→ **OBJECTIVE**
Reproduce verbatim the portion of the passage on Israeli R&D Law restrictions starting with "These restrictions may" and going on through "to criminal charges.".

→ **TEXT PROVIDED**
◆ ◆ ◆ ◆ ◆

These restrictions may impair our ability to outsource manufacturing, engage in change of control transactions or otherwise transfer our know-how outside Israel and may require us to obtain the approval or the IIA for certain actions and transactions and pay additional royalties to the IIA. In particular, any change of control and any change of ownership of our Ordinary Shares that would make a non-Israeli citizen or resident an “interested party,” as defined in the R&D Law, requires a prior written notice to the IIA in addition to any payment that may be required of us for transfer of manufacturing or know-how outside Israel. If we fail to comply with the R&D Law, we may be subject to criminal charges.

◆ ◆ ◆ ◆ ◆

→ **RECORDS SHOWN**
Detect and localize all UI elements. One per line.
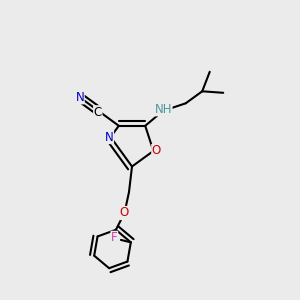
Text: F: F	[111, 231, 118, 244]
Text: C: C	[94, 106, 102, 119]
Text: N: N	[105, 130, 113, 143]
Text: O: O	[120, 206, 129, 220]
Text: N: N	[75, 91, 84, 104]
Text: NH: NH	[154, 103, 172, 116]
Text: O: O	[152, 145, 161, 158]
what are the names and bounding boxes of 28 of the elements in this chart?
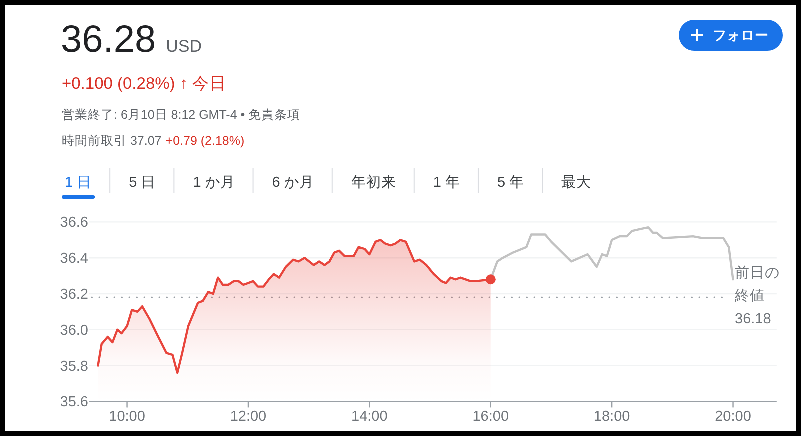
button-follow: フォロー <box>679 20 783 51</box>
text: 5 年 <box>497 174 525 191</box>
text: 5 日 <box>129 175 156 191</box>
y-tick-label: 35.6 <box>60 394 88 411</box>
x-tick-label: 10:00 <box>109 409 146 425</box>
text: 1 年 <box>433 174 460 191</box>
text: 6 か月 <box>272 175 314 191</box>
y-tick-label: 36.4 <box>60 251 88 268</box>
chart-title: 36.28 <box>61 19 156 61</box>
y-tick-label: 36.0 <box>60 322 88 339</box>
text: 1 日 <box>65 175 92 191</box>
text: +0.79 (2.18%) <box>166 134 245 148</box>
y-tick-label: 36.6 <box>60 215 88 232</box>
x-tick-label: 12:00 <box>230 409 267 425</box>
text: 年初来 <box>351 174 396 191</box>
ref-line-label: 前日の終値 36.18 <box>734 264 784 328</box>
text: 1 か月 <box>193 175 236 191</box>
chart-subtitle: +0.100 (0.28%) ↑ 今日 <box>62 75 227 93</box>
x-tick-label: 14:00 <box>352 409 388 425</box>
text: 最大 <box>562 174 592 191</box>
text: 時間前取引 37.07 <box>62 134 162 148</box>
x-tick-label: 16:00 <box>472 409 510 425</box>
x-tick-label: 18:00 <box>594 409 630 425</box>
y-tick-label: 36.2 <box>60 287 88 303</box>
y-tick-label: 35.8 <box>60 358 88 375</box>
text: USD <box>166 37 202 56</box>
text: 営業終了: 6月10日 8:12 GMT-4 • 免責条項 <box>62 108 301 122</box>
x-tick-label: 20:00 <box>715 409 752 425</box>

◆ ◆ ◆ ◆ ◆

→ **RESULT**
These restrictions may impair our ability to outsource manufacturing, engage in change of control transactions or otherwise transfer our know-how outside Israel and may require us to obtain the approval or the IIA for certain actions and transactions and pay additional royalties to the IIA. In particular, any change of control and any change of ownership of our Ordinary Shares that would make a non-Israeli citizen or resident an “interested party,” as defined in the R&D Law, requires a prior written notice to the IIA in addition to any payment that may be required of us for transfer of manufacturing or know-how outside Israel. If we fail to comply with the R&D Law, we may be subject to criminal charges.